TASK TO COMPLETE — Reproduce the entries below, replacing every "transaction-date" with "transaction-time" and leaving everything else unchanged.

○ ○ ○ ○ ○

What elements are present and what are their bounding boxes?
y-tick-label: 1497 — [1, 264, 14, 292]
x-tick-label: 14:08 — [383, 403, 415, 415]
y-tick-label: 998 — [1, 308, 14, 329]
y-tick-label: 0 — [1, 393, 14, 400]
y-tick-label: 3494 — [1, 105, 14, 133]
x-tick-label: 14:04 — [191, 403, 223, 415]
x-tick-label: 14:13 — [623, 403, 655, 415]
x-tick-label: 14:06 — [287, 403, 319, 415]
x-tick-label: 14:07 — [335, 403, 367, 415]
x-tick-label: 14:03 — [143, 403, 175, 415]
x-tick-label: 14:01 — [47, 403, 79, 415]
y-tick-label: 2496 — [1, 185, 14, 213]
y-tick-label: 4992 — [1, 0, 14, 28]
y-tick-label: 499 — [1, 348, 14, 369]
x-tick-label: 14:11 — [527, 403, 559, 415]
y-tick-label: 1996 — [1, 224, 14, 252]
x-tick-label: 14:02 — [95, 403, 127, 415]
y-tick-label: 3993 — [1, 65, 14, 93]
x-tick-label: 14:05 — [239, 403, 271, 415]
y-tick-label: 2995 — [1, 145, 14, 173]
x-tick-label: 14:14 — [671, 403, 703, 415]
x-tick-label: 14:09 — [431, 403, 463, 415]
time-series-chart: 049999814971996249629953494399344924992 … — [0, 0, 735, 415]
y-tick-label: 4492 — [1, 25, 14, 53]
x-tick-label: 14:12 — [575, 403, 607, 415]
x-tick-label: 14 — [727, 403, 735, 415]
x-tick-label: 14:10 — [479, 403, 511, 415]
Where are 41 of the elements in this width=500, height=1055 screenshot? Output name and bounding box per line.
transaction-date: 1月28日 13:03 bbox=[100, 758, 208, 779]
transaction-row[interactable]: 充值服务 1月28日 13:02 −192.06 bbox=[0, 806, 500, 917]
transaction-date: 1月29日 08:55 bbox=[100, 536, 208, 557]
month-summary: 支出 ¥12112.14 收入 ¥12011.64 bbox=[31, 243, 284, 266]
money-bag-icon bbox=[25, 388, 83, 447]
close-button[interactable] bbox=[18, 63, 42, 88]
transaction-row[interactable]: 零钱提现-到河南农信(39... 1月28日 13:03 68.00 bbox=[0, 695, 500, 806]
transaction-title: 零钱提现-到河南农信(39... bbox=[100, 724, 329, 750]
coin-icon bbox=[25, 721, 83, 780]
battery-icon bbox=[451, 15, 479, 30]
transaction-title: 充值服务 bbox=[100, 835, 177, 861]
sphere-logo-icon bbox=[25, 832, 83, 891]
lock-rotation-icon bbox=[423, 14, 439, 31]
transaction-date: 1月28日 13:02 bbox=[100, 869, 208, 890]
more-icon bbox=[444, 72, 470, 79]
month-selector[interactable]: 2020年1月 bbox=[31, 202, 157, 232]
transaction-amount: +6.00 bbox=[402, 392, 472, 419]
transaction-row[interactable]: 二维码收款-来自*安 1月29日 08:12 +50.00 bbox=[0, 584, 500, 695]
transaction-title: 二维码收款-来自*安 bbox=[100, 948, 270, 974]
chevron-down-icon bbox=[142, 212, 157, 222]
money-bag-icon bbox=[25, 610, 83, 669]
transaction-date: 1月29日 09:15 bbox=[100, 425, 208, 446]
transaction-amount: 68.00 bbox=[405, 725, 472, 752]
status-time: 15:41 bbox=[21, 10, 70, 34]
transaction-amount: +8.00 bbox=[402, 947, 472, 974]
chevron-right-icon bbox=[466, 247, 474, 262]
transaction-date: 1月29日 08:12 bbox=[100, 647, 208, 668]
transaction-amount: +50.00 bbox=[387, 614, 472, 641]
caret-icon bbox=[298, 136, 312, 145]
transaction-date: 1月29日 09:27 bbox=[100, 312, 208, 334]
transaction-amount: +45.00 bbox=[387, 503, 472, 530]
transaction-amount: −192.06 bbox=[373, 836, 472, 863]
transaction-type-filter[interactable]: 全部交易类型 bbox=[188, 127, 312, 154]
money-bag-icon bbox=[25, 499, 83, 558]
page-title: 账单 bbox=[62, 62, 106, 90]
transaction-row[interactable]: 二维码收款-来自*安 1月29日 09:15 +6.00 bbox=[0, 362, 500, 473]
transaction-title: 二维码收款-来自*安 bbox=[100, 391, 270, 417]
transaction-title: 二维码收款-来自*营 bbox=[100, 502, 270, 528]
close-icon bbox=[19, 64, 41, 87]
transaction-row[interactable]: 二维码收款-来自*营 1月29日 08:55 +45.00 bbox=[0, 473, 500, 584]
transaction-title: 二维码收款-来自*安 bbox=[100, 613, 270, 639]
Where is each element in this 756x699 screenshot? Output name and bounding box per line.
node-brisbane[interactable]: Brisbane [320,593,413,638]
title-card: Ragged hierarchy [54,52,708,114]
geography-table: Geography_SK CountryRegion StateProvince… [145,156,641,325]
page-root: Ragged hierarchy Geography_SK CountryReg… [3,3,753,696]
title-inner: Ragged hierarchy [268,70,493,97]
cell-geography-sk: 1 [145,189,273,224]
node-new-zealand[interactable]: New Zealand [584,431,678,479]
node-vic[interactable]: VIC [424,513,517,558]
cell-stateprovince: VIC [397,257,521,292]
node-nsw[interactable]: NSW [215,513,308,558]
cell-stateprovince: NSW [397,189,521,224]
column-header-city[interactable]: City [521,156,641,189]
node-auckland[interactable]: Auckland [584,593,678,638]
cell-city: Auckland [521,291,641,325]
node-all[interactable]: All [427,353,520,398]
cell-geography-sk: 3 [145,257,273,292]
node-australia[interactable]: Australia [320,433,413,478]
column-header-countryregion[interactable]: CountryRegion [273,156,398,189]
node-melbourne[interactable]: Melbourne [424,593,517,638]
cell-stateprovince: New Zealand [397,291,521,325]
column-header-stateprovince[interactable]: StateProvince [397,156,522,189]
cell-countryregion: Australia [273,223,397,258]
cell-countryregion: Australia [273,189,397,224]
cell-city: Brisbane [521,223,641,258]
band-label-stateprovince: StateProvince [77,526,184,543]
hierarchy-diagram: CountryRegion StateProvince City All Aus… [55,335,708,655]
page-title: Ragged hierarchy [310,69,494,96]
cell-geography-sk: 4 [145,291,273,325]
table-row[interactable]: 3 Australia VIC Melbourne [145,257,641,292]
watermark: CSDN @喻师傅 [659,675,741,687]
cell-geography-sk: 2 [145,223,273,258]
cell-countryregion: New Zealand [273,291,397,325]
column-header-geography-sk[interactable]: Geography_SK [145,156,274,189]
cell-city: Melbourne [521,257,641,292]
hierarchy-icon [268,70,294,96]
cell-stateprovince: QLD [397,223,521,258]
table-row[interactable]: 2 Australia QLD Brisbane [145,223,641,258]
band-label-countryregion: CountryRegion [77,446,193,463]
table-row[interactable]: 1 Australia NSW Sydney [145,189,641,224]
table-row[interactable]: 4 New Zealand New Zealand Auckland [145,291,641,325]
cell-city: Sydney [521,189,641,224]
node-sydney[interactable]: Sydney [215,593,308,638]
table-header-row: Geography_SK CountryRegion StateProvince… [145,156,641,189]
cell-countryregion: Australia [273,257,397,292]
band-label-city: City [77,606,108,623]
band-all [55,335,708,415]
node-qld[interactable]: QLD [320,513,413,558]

○ ○ ○ ○ ○

FINISHED ANSWER —
What elements are present and what are their bounding boxes?
y-tick-label: 1497 — [1, 264, 14, 292]
x-tick-label: 14:08 — [383, 403, 415, 415]
y-tick-label: 998 — [1, 308, 14, 329]
y-tick-label: 0 — [1, 393, 14, 400]
y-tick-label: 3494 — [1, 105, 14, 133]
x-tick-label: 14:04 — [191, 403, 223, 415]
x-tick-label: 14:13 — [623, 403, 655, 415]
x-tick-label: 14:06 — [287, 403, 319, 415]
x-tick-label: 14:07 — [335, 403, 367, 415]
x-tick-label: 14:03 — [143, 403, 175, 415]
x-tick-label: 14:01 — [47, 403, 79, 415]
y-tick-label: 2496 — [1, 185, 14, 213]
y-tick-label: 4992 — [1, 0, 14, 28]
y-tick-label: 499 — [1, 348, 14, 369]
x-tick-label: 14:11 — [527, 403, 559, 415]
y-tick-label: 1996 — [1, 224, 14, 252]
x-tick-label: 14:02 — [95, 403, 127, 415]
y-tick-label: 3993 — [1, 65, 14, 93]
x-tick-label: 14:05 — [239, 403, 271, 415]
y-tick-label: 2995 — [1, 145, 14, 173]
x-tick-label: 14:14 — [671, 403, 703, 415]
x-tick-label: 14:09 — [431, 403, 463, 415]
time-series-chart: 049999814971996249629953494399344924992 … — [0, 0, 735, 415]
y-tick-label: 4492 — [1, 25, 14, 53]
x-tick-label: 14:12 — [575, 403, 607, 415]
x-tick-label: 14 — [727, 403, 735, 415]
x-tick-label: 14:10 — [479, 403, 511, 415]
Where are 41 of the elements in this width=500, height=1055 screenshot? Output name and bounding box per line.
transaction-time: 1月28日 13:03 bbox=[100, 758, 208, 779]
transaction-row[interactable]: 充值服务 1月28日 13:02 −192.06 bbox=[0, 806, 500, 917]
transaction-time: 1月29日 08:55 bbox=[100, 536, 208, 557]
month-summary: 支出 ¥12112.14 收入 ¥12011.64 bbox=[31, 243, 284, 266]
money-bag-icon bbox=[25, 388, 83, 447]
close-button[interactable] bbox=[18, 63, 42, 88]
transaction-row[interactable]: 零钱提现-到河南农信(39... 1月28日 13:03 68.00 bbox=[0, 695, 500, 806]
transaction-title: 零钱提现-到河南农信(39... bbox=[100, 724, 329, 750]
coin-icon bbox=[25, 721, 83, 780]
battery-icon bbox=[451, 15, 479, 30]
transaction-title: 充值服务 bbox=[100, 835, 177, 861]
sphere-logo-icon bbox=[25, 832, 83, 891]
lock-rotation-icon bbox=[423, 14, 439, 31]
transaction-time: 1月28日 13:02 bbox=[100, 869, 208, 890]
more-icon bbox=[444, 72, 470, 79]
month-selector[interactable]: 2020年1月 bbox=[31, 202, 157, 232]
transaction-amount: +6.00 bbox=[402, 392, 472, 419]
transaction-row[interactable]: 二维码收款-来自*安 1月29日 08:12 +50.00 bbox=[0, 584, 500, 695]
transaction-title: 二维码收款-来自*安 bbox=[100, 948, 270, 974]
chevron-down-icon bbox=[142, 212, 157, 222]
money-bag-icon bbox=[25, 610, 83, 669]
transaction-time: 1月29日 09:15 bbox=[100, 425, 208, 446]
transaction-amount: 68.00 bbox=[405, 725, 472, 752]
status-time: 15:41 bbox=[21, 10, 70, 34]
transaction-amount: +8.00 bbox=[402, 947, 472, 974]
chevron-right-icon bbox=[466, 247, 474, 262]
transaction-time: 1月29日 08:12 bbox=[100, 647, 208, 668]
transaction-amount: +50.00 bbox=[387, 614, 472, 641]
caret-icon bbox=[298, 136, 312, 145]
transaction-time: 1月29日 09:27 bbox=[100, 312, 208, 334]
transaction-amount: +45.00 bbox=[387, 503, 472, 530]
transaction-amount: −192.06 bbox=[373, 836, 472, 863]
transaction-type-filter[interactable]: 全部交易类型 bbox=[188, 127, 312, 154]
money-bag-icon bbox=[25, 499, 83, 558]
page-title: 账单 bbox=[62, 62, 106, 90]
transaction-row[interactable]: 二维码收款-来自*安 1月29日 09:15 +6.00 bbox=[0, 362, 500, 473]
transaction-title: 二维码收款-来自*安 bbox=[100, 391, 270, 417]
transaction-title: 二维码收款-来自*营 bbox=[100, 502, 270, 528]
close-icon bbox=[19, 64, 41, 87]
transaction-row[interactable]: 二维码收款-来自*营 1月29日 08:55 +45.00 bbox=[0, 473, 500, 584]
transaction-title: 二维码收款-来自*安 bbox=[100, 613, 270, 639]
Where is each element in this 756x699 screenshot? Output name and bounding box per line.
node-brisbane[interactable]: Brisbane [320,593,413,638]
title-card: Ragged hierarchy [54,52,708,114]
geography-table: Geography_SK CountryRegion StateProvince… [145,156,641,325]
page-root: Ragged hierarchy Geography_SK CountryReg… [3,3,753,696]
title-inner: Ragged hierarchy [268,70,493,97]
cell-geography-sk: 1 [145,189,273,224]
node-new-zealand[interactable]: New Zealand [584,431,678,479]
node-vic[interactable]: VIC [424,513,517,558]
cell-stateprovince: VIC [397,257,521,292]
node-nsw[interactable]: NSW [215,513,308,558]
cell-stateprovince: NSW [397,189,521,224]
column-header-city[interactable]: City [521,156,641,189]
node-auckland[interactable]: Auckland [584,593,678,638]
cell-city: Auckland [521,291,641,325]
node-all[interactable]: All [427,353,520,398]
cell-geography-sk: 3 [145,257,273,292]
node-australia[interactable]: Australia [320,433,413,478]
column-header-countryregion[interactable]: CountryRegion [273,156,398,189]
node-melbourne[interactable]: Melbourne [424,593,517,638]
cell-stateprovince: New Zealand [397,291,521,325]
column-header-stateprovince[interactable]: StateProvince [397,156,522,189]
cell-countryregion: Australia [273,223,397,258]
cell-countryregion: Australia [273,189,397,224]
cell-city: Brisbane [521,223,641,258]
band-label-stateprovince: StateProvince [77,526,184,543]
hierarchy-diagram: CountryRegion StateProvince City All Aus… [55,335,708,655]
page-title: Ragged hierarchy [310,69,494,96]
cell-geography-sk: 4 [145,291,273,325]
table-row[interactable]: 3 Australia VIC Melbourne [145,257,641,292]
watermark: CSDN @喻师傅 [659,675,741,687]
cell-geography-sk: 2 [145,223,273,258]
cell-countryregion: New Zealand [273,291,397,325]
column-header-geography-sk[interactable]: Geography_SK [145,156,274,189]
cell-city: Melbourne [521,257,641,292]
hierarchy-icon [268,70,294,96]
cell-stateprovince: QLD [397,223,521,258]
table-row[interactable]: 2 Australia QLD Brisbane [145,223,641,258]
band-label-countryregion: CountryRegion [77,446,193,463]
table-row[interactable]: 1 Australia NSW Sydney [145,189,641,224]
table-row[interactable]: 4 New Zealand New Zealand Auckland [145,291,641,325]
cell-city: Sydney [521,189,641,224]
node-sydney[interactable]: Sydney [215,593,308,638]
table-header-row: Geography_SK CountryRegion StateProvince… [145,156,641,189]
cell-countryregion: Australia [273,257,397,292]
band-label-city: City [77,606,108,623]
band-all [55,335,708,415]
node-qld[interactable]: QLD [320,513,413,558]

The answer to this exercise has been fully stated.